## [STATED TASK]
For the listing below, give the number of lines in which "coordinate" occurs. Add nothing.

## [DATASET ENTRIES]

%%

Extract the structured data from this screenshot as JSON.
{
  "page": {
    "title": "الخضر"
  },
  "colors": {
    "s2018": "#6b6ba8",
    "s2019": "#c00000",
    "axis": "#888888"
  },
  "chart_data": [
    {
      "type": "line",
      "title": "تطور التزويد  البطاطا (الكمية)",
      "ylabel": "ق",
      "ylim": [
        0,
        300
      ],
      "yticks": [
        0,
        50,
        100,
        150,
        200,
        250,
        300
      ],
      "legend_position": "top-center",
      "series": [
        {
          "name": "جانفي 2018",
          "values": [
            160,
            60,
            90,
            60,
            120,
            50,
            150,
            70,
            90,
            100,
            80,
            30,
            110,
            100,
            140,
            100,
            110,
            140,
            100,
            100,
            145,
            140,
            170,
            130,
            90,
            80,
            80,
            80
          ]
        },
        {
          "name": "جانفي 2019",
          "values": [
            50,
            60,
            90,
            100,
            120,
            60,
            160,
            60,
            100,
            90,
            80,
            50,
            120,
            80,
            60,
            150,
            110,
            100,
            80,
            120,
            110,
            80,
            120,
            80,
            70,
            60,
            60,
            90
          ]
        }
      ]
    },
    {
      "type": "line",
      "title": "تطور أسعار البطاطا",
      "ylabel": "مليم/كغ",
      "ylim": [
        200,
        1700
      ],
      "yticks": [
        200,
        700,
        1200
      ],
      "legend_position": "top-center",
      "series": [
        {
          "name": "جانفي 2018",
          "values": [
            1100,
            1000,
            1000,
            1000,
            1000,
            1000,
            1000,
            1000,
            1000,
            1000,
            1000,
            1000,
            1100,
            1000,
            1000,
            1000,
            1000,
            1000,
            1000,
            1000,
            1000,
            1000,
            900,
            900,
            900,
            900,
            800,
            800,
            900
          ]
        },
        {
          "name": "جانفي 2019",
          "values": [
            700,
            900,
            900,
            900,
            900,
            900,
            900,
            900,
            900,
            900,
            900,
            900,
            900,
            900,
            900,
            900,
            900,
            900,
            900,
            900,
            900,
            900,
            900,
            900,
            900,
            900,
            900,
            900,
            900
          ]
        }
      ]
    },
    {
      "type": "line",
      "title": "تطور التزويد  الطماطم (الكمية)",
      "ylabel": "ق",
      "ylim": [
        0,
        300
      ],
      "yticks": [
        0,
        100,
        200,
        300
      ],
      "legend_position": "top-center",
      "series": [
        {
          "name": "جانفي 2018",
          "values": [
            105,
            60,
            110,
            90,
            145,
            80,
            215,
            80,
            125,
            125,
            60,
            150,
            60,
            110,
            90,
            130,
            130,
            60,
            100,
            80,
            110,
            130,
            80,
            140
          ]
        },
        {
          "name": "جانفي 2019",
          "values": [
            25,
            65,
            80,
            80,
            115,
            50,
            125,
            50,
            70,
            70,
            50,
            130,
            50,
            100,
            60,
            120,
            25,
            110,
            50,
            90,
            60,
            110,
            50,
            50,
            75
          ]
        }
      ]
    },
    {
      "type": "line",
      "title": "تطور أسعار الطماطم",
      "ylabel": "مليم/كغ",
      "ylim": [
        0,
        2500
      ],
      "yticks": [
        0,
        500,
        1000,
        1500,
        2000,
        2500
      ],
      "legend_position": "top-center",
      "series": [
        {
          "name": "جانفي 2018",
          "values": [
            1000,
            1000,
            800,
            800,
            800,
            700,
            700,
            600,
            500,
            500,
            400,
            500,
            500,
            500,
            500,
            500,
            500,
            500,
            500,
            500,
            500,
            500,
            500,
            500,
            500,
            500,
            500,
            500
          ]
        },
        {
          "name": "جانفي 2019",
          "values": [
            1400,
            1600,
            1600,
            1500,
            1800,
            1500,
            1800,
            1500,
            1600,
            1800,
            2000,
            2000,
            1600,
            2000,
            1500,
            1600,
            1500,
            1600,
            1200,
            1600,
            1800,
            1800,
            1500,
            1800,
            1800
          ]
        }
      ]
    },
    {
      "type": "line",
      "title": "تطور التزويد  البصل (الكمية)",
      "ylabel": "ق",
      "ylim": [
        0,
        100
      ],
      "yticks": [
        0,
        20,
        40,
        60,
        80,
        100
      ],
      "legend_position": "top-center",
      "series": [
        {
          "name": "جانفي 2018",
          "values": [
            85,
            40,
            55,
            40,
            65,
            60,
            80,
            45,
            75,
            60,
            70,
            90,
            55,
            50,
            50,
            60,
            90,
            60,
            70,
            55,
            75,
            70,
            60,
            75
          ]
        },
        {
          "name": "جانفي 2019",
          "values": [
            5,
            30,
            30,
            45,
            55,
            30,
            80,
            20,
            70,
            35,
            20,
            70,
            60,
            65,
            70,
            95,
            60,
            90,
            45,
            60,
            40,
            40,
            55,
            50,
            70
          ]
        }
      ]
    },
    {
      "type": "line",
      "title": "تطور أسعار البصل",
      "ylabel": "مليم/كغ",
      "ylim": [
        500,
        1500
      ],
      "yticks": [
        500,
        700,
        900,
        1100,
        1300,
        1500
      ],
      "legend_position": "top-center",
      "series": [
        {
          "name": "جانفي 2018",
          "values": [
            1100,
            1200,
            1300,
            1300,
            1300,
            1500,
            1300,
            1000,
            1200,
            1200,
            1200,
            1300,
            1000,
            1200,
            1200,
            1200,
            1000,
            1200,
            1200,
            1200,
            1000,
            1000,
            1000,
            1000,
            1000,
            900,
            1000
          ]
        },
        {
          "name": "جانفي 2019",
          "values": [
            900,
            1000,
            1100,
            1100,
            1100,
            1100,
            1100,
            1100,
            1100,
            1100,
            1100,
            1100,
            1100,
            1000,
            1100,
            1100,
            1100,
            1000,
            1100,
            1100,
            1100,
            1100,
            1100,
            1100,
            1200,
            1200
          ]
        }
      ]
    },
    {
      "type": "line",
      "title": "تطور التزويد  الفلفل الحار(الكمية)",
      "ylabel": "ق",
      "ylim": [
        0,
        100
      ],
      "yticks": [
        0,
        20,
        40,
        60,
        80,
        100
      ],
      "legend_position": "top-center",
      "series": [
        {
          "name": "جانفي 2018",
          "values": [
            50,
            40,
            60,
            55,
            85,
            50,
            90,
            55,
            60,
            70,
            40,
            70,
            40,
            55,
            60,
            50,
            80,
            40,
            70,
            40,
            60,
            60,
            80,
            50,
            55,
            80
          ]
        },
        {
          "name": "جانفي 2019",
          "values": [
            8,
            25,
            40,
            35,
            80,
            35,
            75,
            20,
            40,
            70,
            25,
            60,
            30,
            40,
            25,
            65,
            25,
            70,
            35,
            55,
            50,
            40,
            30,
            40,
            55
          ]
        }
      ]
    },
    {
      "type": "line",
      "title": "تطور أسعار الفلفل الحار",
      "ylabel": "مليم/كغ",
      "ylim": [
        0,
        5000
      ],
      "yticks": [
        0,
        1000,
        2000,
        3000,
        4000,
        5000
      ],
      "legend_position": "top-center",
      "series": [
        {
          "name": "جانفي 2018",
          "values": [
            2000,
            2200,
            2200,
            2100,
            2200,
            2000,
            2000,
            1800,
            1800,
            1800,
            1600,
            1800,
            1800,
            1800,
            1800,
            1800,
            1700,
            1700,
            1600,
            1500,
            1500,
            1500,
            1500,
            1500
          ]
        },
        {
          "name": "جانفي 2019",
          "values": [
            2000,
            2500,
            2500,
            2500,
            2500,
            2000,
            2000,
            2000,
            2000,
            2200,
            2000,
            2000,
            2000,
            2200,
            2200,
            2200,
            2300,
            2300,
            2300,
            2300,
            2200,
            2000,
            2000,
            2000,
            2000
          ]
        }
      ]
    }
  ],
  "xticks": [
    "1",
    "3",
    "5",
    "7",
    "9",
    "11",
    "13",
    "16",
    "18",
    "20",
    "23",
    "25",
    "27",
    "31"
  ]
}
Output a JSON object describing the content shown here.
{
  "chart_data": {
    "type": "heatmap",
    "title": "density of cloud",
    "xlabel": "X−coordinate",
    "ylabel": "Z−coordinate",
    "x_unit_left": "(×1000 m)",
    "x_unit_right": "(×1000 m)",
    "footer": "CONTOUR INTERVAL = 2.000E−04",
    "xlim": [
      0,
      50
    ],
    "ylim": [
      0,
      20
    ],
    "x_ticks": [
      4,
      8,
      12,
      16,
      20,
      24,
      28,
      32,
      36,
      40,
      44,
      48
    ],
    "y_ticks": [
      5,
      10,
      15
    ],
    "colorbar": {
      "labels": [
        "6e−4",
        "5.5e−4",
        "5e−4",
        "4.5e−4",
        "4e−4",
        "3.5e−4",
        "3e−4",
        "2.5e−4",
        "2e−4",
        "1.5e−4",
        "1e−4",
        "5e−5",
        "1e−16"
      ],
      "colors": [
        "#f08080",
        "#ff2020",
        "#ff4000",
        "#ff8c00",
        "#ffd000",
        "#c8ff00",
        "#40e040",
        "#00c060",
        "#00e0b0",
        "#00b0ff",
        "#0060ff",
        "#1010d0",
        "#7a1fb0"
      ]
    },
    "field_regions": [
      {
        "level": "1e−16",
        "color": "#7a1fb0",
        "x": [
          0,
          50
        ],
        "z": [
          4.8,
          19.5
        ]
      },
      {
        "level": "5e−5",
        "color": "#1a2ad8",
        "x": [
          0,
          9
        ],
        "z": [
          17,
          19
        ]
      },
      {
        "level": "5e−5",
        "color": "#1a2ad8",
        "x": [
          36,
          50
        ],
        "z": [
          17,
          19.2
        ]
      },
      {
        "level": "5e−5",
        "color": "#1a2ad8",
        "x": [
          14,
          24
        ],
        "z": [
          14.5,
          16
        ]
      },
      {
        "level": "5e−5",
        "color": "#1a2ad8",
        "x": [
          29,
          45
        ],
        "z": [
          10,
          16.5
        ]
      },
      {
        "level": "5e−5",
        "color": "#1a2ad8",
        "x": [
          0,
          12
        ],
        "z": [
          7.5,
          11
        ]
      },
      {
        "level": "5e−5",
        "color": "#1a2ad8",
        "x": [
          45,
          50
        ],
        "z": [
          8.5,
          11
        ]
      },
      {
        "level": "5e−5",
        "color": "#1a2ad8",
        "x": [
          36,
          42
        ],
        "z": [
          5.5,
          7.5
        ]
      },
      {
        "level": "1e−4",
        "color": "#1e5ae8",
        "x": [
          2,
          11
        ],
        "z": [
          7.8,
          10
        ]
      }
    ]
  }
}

%%

## [FULL SOLUTION]
2